- ENTRIES SUPPLIED
— start —

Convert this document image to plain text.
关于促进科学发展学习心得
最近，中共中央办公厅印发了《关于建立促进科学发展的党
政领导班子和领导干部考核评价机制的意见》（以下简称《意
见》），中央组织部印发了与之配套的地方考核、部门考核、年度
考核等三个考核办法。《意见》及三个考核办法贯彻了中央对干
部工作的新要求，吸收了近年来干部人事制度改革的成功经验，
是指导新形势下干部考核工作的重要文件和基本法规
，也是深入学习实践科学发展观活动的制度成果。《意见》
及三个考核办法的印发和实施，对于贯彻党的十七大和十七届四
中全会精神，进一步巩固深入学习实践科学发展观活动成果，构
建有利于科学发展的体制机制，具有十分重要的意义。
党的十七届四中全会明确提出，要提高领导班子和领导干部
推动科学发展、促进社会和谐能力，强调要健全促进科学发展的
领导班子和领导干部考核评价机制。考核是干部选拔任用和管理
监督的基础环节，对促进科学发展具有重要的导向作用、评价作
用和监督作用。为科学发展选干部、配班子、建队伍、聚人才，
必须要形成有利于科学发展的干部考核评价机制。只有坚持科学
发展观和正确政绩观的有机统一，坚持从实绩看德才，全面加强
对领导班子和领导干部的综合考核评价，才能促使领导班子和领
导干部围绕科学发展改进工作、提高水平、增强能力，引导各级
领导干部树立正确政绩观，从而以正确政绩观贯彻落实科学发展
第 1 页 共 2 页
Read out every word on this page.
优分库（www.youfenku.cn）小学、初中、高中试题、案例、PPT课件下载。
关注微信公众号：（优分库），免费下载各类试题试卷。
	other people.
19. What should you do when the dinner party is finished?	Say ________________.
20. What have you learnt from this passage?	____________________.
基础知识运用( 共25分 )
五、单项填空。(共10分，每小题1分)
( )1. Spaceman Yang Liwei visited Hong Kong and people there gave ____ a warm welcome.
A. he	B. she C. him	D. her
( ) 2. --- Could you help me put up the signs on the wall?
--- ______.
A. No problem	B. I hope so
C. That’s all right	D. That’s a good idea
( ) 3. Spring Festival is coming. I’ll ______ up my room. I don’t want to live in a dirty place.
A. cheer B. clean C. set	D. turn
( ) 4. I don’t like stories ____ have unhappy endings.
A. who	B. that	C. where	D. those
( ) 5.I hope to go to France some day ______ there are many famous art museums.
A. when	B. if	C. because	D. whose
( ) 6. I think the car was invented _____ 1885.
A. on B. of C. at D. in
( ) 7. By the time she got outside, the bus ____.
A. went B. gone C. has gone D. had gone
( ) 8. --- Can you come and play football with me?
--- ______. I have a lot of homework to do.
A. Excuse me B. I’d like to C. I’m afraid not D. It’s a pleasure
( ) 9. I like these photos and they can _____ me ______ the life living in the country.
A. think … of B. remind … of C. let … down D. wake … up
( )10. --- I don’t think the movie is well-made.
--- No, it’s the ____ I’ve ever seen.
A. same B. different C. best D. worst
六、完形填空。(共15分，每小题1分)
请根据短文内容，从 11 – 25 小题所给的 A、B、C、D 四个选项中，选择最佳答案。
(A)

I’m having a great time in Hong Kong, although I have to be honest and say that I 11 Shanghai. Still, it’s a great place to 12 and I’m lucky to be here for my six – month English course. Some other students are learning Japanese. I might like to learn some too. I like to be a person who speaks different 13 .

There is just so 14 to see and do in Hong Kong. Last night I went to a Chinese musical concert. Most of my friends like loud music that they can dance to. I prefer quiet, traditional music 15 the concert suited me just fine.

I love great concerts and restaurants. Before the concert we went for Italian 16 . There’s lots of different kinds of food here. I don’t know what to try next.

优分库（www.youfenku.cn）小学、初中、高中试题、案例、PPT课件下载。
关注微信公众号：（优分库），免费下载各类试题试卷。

— end —

- TASK GOAL
From the entries above, copy every line where the word "some" shows up.

- THE COMPLETED TASK
( ) 5.I hope to go to France some day ______ there are many famous art museums.
I’m having a great time in Hong Kong, although I have to be honest and say that I 11 Shanghai. Still, it’s a great place to 12 and I’m lucky to be here for my six – month English course. Some other students are learning Japanese. I might like to learn some too. I like to be a person who speaks different 13 .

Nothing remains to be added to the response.